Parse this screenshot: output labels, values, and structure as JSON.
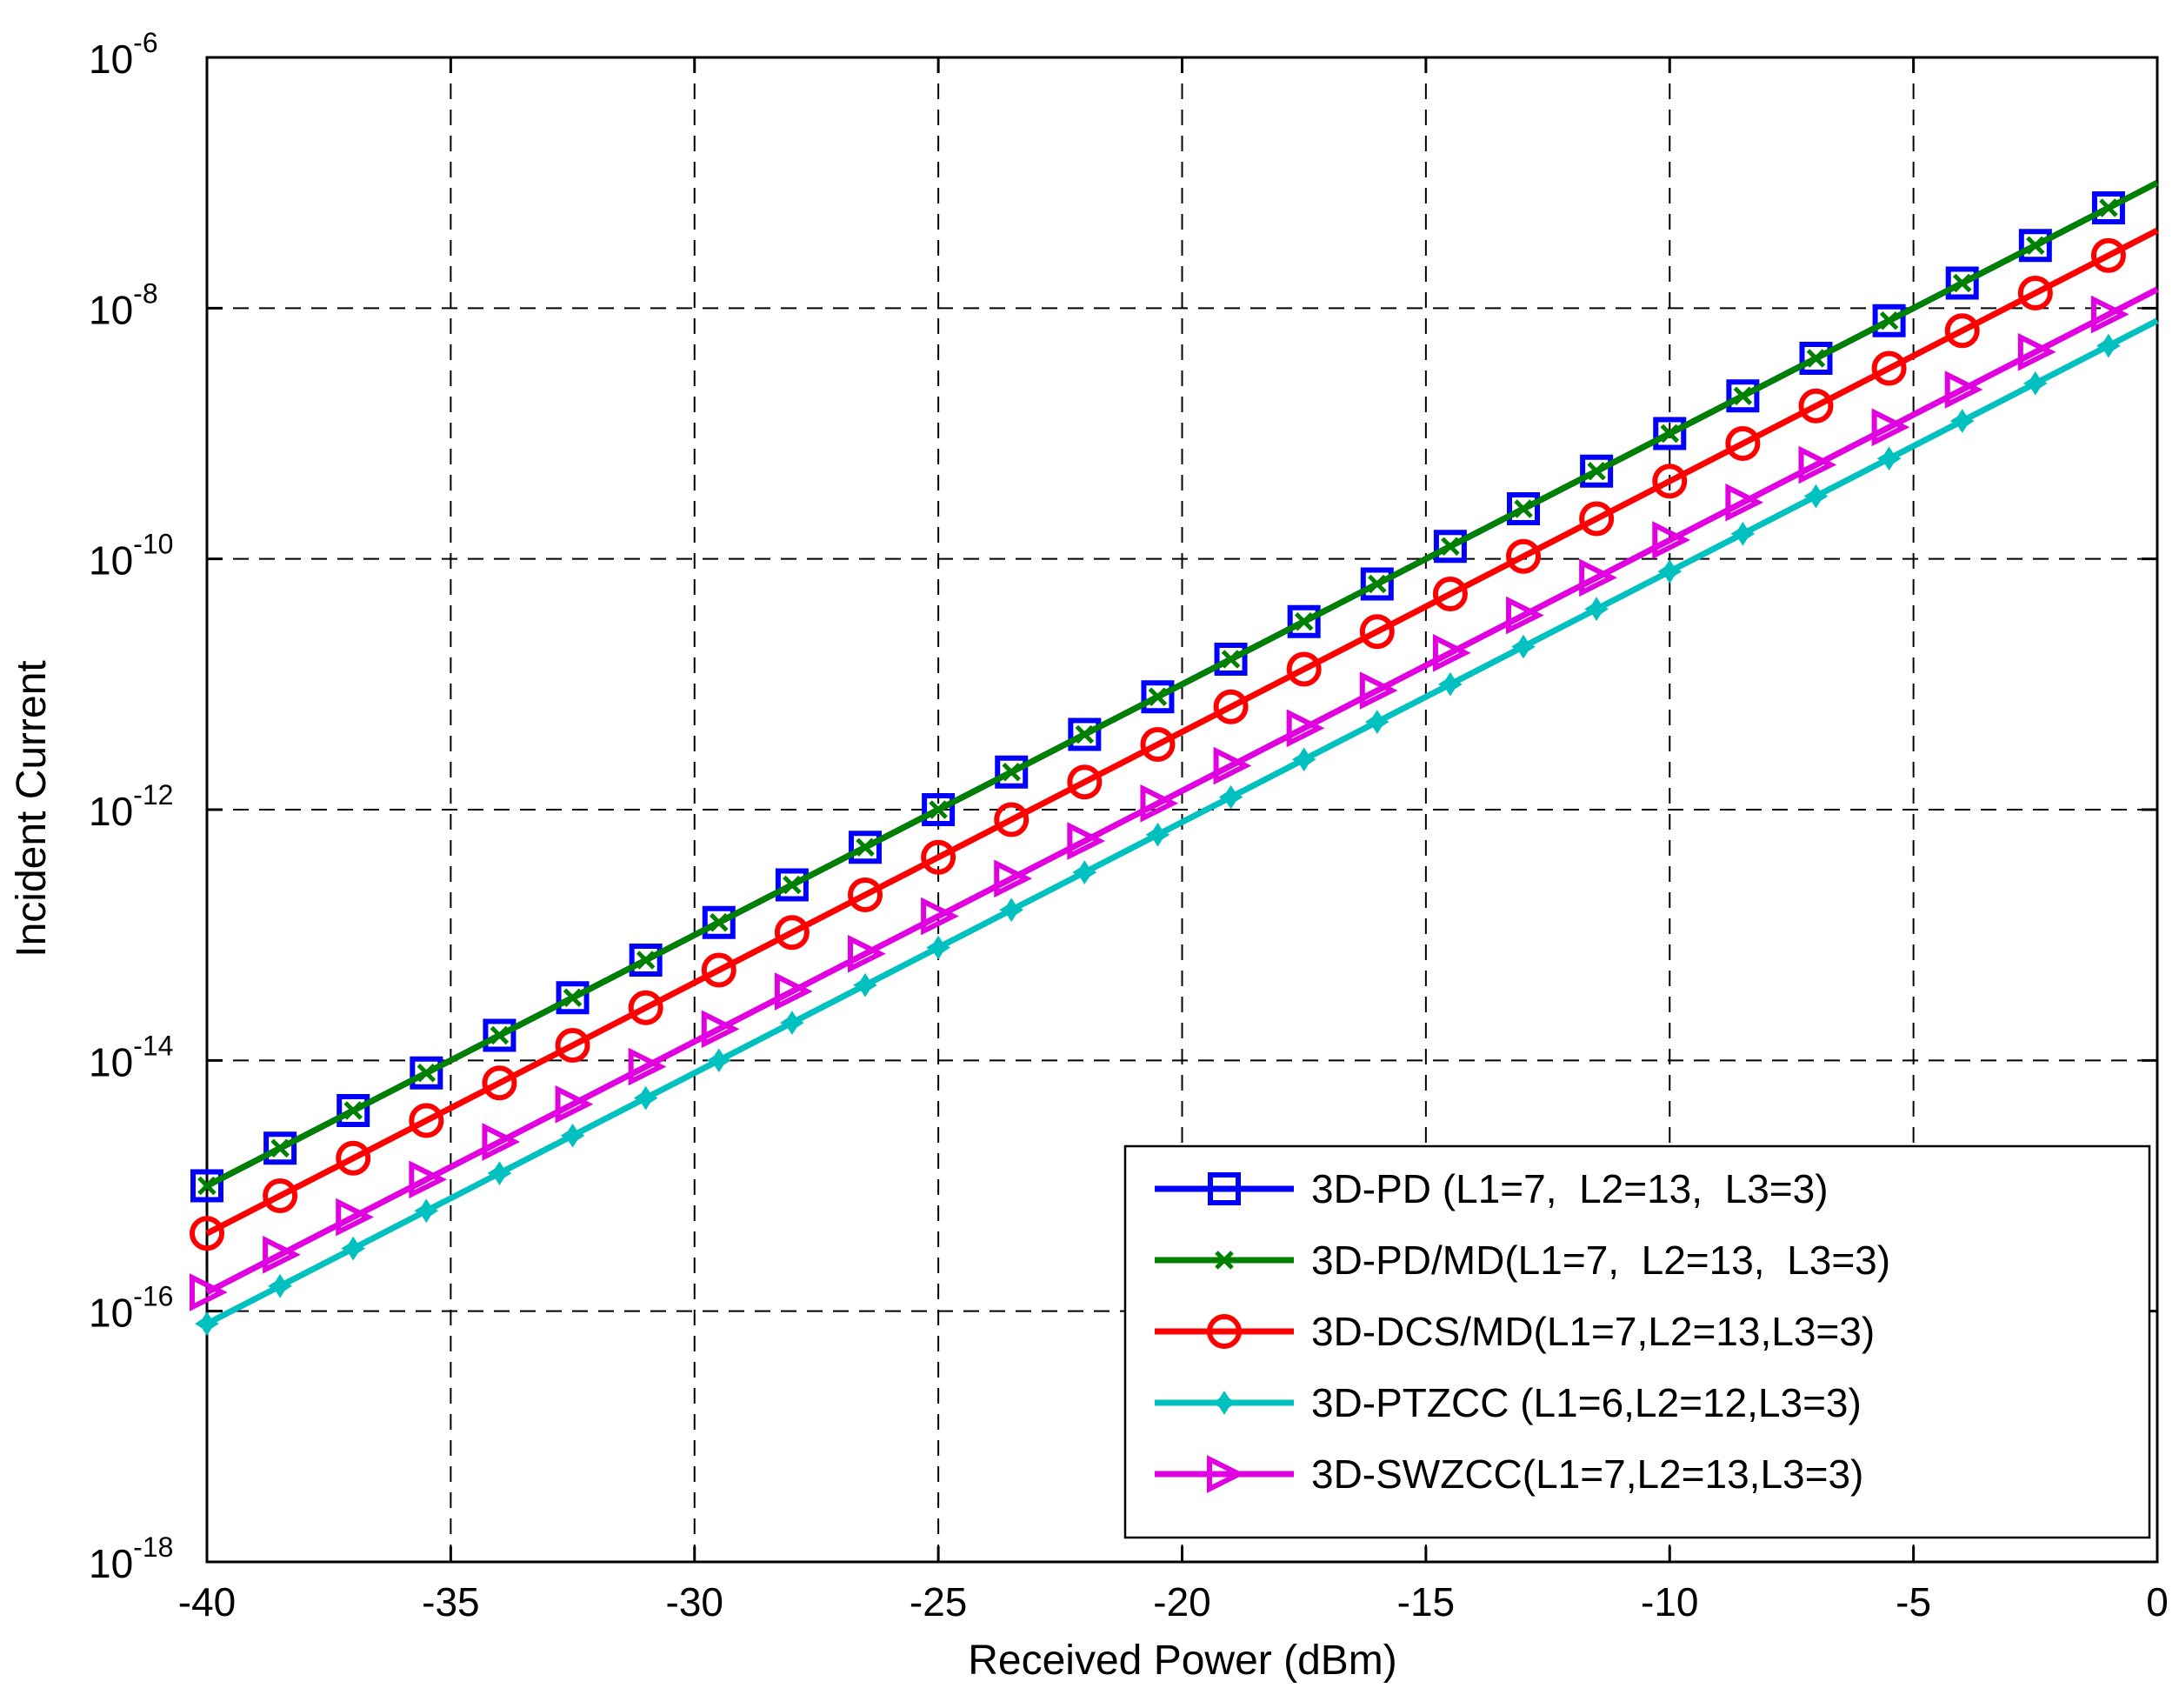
{
  "chart_data": {
    "type": "line",
    "xlabel": "Received Power (dBm)",
    "ylabel": "Incident Current",
    "xlim": [
      -40,
      0
    ],
    "ylim_exponent": [
      -18,
      -6
    ],
    "yscale": "log",
    "grid": true,
    "legend_position": "bottom-right",
    "x_ticks": [
      "-40",
      "-35",
      "-30",
      "-25",
      "-20",
      "-15",
      "-10",
      "-5",
      "0"
    ],
    "y_ticks": [
      {
        "base": "10",
        "exp": "-6"
      },
      {
        "base": "10",
        "exp": "-8"
      },
      {
        "base": "10",
        "exp": "-10"
      },
      {
        "base": "10",
        "exp": "-12"
      },
      {
        "base": "10",
        "exp": "-14"
      },
      {
        "base": "10",
        "exp": "-16"
      },
      {
        "base": "10",
        "exp": "-18"
      }
    ],
    "x": [
      -40,
      -38.5,
      -37,
      -35.5,
      -34,
      -32.5,
      -31,
      -29.5,
      -28,
      -26.5,
      -25,
      -23.5,
      -22,
      -20.5,
      -19,
      -17.5,
      -16,
      -14.5,
      -13,
      -11.5,
      -10,
      -8.5,
      -7,
      -5.5,
      -4,
      -2.5,
      -1
    ],
    "series": [
      {
        "name": "3D-PD (L1=7,  L2=13,  L3=3)",
        "color": "#0000ff",
        "marker": "square",
        "log10_start": -15.0,
        "log10_slope_per_dBm": 0.2,
        "x_end": -1
      },
      {
        "name": "3D-PD/MD(L1=7,  L2=13,  L3=3)",
        "color": "#008000",
        "marker": "x",
        "log10_start": -15.0,
        "log10_slope_per_dBm": 0.2,
        "x_end": 0
      },
      {
        "name": "3D-DCS/MD(L1=7,L2=13,L3=3)",
        "color": "#ff0000",
        "marker": "circle",
        "log10_start": -15.38,
        "log10_slope_per_dBm": 0.2,
        "x_end": 0
      },
      {
        "name": "3D-PTZCC (L1=6,L2=12,L3=3)",
        "color": "#00c0c0",
        "marker": "star",
        "log10_start": -16.1,
        "log10_slope_per_dBm": 0.2,
        "x_end": 0
      },
      {
        "name": "3D-SWZCC(L1=7,L2=13,L3=3)",
        "color": "#e000e0",
        "marker": "triangle-right",
        "log10_start": -15.85,
        "log10_slope_per_dBm": 0.2,
        "x_end": 0
      }
    ]
  }
}
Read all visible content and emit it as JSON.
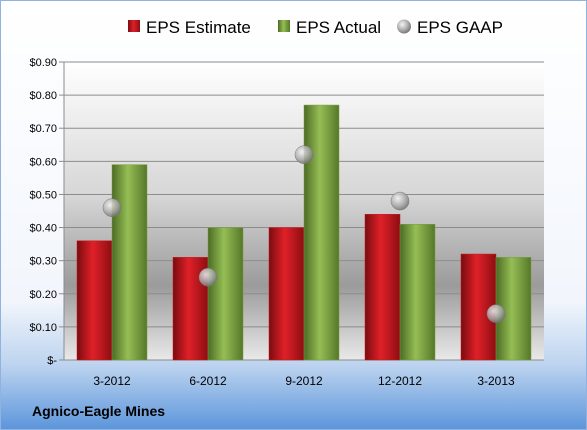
{
  "chart_data": {
    "type": "bar",
    "categories": [
      "3-2012",
      "6-2012",
      "9-2012",
      "12-2012",
      "3-2013"
    ],
    "series": [
      {
        "name": "EPS Estimate",
        "kind": "bar",
        "color": "#c8161d",
        "values": [
          0.36,
          0.31,
          0.4,
          0.44,
          0.32
        ]
      },
      {
        "name": "EPS Actual",
        "kind": "bar",
        "color": "#79a042",
        "values": [
          0.59,
          0.4,
          0.77,
          0.41,
          0.31
        ]
      },
      {
        "name": "EPS GAAP",
        "kind": "marker",
        "color": "#a6a6a6",
        "values": [
          0.46,
          0.25,
          0.62,
          0.48,
          0.14
        ]
      }
    ],
    "y_ticks": [
      "$-",
      "$0.10",
      "$0.20",
      "$0.30",
      "$0.40",
      "$0.50",
      "$0.60",
      "$0.70",
      "$0.80",
      "$0.90"
    ],
    "ylim": [
      0,
      0.9
    ],
    "ystep": 0.1,
    "grid": true,
    "legend": "top",
    "footer": "Agnico-Eagle Mines"
  }
}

- - - - -

» Problem statement
Transcribe each line above verbatim, with the pictures left out.

» The completed task
Parse this screenshot: output labels, values, and structure as JSON.
{
  "chart_data": {
    "type": "line",
    "xlabel": "Received Power (dBm)",
    "ylabel": "Incident Current",
    "xlim": [
      -40,
      0
    ],
    "ylim_exponent": [
      -18,
      -6
    ],
    "yscale": "log",
    "grid": true,
    "legend_position": "bottom-right",
    "x_ticks": [
      "-40",
      "-35",
      "-30",
      "-25",
      "-20",
      "-15",
      "-10",
      "-5",
      "0"
    ],
    "y_ticks": [
      {
        "base": "10",
        "exp": "-6"
      },
      {
        "base": "10",
        "exp": "-8"
      },
      {
        "base": "10",
        "exp": "-10"
      },
      {
        "base": "10",
        "exp": "-12"
      },
      {
        "base": "10",
        "exp": "-14"
      },
      {
        "base": "10",
        "exp": "-16"
      },
      {
        "base": "10",
        "exp": "-18"
      }
    ],
    "x": [
      -40,
      -38.5,
      -37,
      -35.5,
      -34,
      -32.5,
      -31,
      -29.5,
      -28,
      -26.5,
      -25,
      -23.5,
      -22,
      -20.5,
      -19,
      -17.5,
      -16,
      -14.5,
      -13,
      -11.5,
      -10,
      -8.5,
      -7,
      -5.5,
      -4,
      -2.5,
      -1
    ],
    "series": [
      {
        "name": "3D-PD (L1=7,  L2=13,  L3=3)",
        "color": "#0000ff",
        "marker": "square",
        "log10_start": -15.0,
        "log10_slope_per_dBm": 0.2,
        "x_end": -1
      },
      {
        "name": "3D-PD/MD(L1=7,  L2=13,  L3=3)",
        "color": "#008000",
        "marker": "x",
        "log10_start": -15.0,
        "log10_slope_per_dBm": 0.2,
        "x_end": 0
      },
      {
        "name": "3D-DCS/MD(L1=7,L2=13,L3=3)",
        "color": "#ff0000",
        "marker": "circle",
        "log10_start": -15.38,
        "log10_slope_per_dBm": 0.2,
        "x_end": 0
      },
      {
        "name": "3D-PTZCC (L1=6,L2=12,L3=3)",
        "color": "#00c0c0",
        "marker": "star",
        "log10_start": -16.1,
        "log10_slope_per_dBm": 0.2,
        "x_end": 0
      },
      {
        "name": "3D-SWZCC(L1=7,L2=13,L3=3)",
        "color": "#e000e0",
        "marker": "triangle-right",
        "log10_start": -15.85,
        "log10_slope_per_dBm": 0.2,
        "x_end": 0
      }
    ]
  }
}
Read all visible content and emit it as JSON.
{
  "chart_data": {
    "type": "bar",
    "categories": [
      "3-2012",
      "6-2012",
      "9-2012",
      "12-2012",
      "3-2013"
    ],
    "series": [
      {
        "name": "EPS Estimate",
        "kind": "bar",
        "color": "#c8161d",
        "values": [
          0.36,
          0.31,
          0.4,
          0.44,
          0.32
        ]
      },
      {
        "name": "EPS Actual",
        "kind": "bar",
        "color": "#79a042",
        "values": [
          0.59,
          0.4,
          0.77,
          0.41,
          0.31
        ]
      },
      {
        "name": "EPS GAAP",
        "kind": "marker",
        "color": "#a6a6a6",
        "values": [
          0.46,
          0.25,
          0.62,
          0.48,
          0.14
        ]
      }
    ],
    "y_ticks": [
      "$-",
      "$0.10",
      "$0.20",
      "$0.30",
      "$0.40",
      "$0.50",
      "$0.60",
      "$0.70",
      "$0.80",
      "$0.90"
    ],
    "ylim": [
      0,
      0.9
    ],
    "ystep": 0.1,
    "grid": true,
    "legend": "top",
    "footer": "Agnico-Eagle Mines"
  }
}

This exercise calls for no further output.